Recast the entries below, from the line with "Enumerate 21 of" up to and including the line with "embedded-post-text: - Українська", as a Markdown table with the columns Row and Line, numbering each row and skipping blank lines. Leave the pictures out of the answer.

== Records shown ==
__________
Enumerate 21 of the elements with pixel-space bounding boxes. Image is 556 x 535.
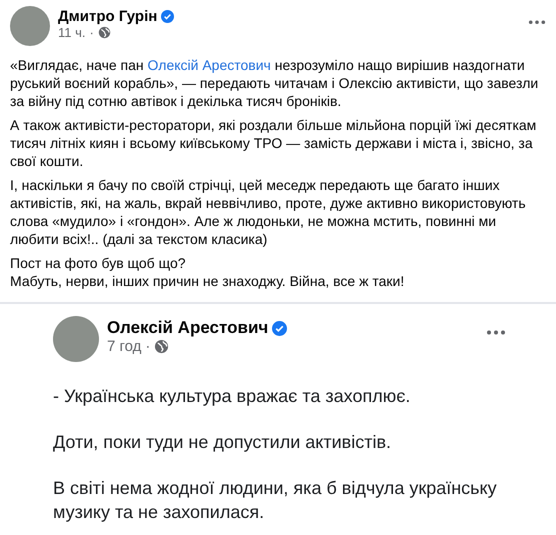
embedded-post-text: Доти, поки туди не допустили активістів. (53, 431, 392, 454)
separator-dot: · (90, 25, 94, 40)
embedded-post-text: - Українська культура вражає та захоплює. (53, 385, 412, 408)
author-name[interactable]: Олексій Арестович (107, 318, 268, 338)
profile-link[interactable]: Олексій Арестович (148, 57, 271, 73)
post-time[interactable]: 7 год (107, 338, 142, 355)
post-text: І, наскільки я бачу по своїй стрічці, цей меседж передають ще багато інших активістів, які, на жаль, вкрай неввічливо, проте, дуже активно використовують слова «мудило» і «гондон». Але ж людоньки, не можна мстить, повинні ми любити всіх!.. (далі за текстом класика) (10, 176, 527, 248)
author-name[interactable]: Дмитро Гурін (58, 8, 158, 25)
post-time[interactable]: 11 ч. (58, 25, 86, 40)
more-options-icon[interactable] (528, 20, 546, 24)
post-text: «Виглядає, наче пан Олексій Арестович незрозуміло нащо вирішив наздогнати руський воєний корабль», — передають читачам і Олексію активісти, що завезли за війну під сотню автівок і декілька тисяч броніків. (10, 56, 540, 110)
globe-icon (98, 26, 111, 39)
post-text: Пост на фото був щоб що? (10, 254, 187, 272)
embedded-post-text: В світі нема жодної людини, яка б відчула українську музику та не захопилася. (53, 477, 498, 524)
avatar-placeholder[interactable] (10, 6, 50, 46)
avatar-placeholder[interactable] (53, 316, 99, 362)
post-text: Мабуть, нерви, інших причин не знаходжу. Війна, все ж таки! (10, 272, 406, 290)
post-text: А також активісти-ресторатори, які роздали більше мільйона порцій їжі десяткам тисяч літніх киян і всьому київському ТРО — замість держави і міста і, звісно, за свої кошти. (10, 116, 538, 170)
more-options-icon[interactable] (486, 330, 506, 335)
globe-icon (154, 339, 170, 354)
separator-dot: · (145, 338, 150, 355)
__________
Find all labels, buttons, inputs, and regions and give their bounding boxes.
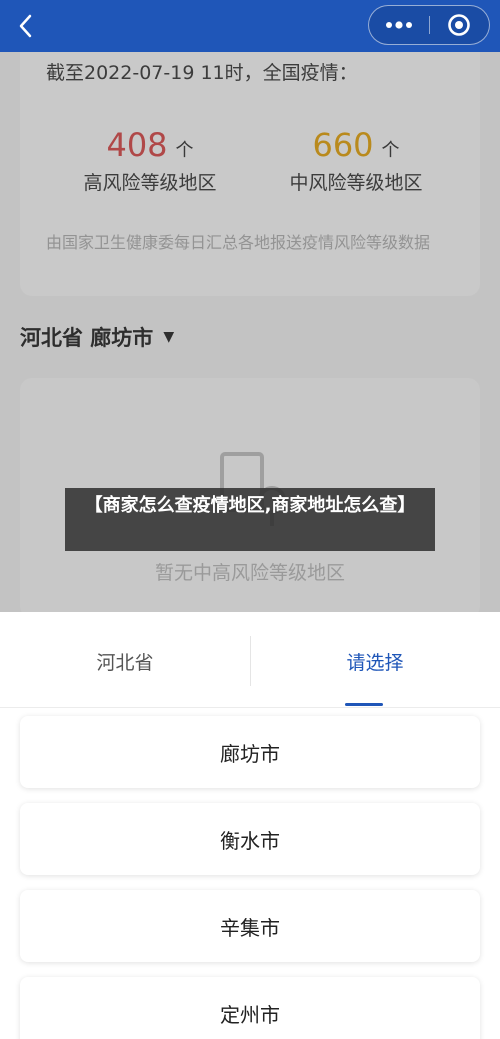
__________
== The output ==
| Row | Line |
|---|---|
| 1 | Enumerate 21 of the elements with pixel-space bounding boxes. Image is 556 x 535. |
| 2 | embedded-post-text: Доти, поки туди не допустили активістів. (53, 431, 392, 454) |
| 3 | separator-dot: · (90, 25, 94, 40) |
| 4 | embedded-post-text: - Українська культура вражає та захоплює. (53, 385, 412, 408) |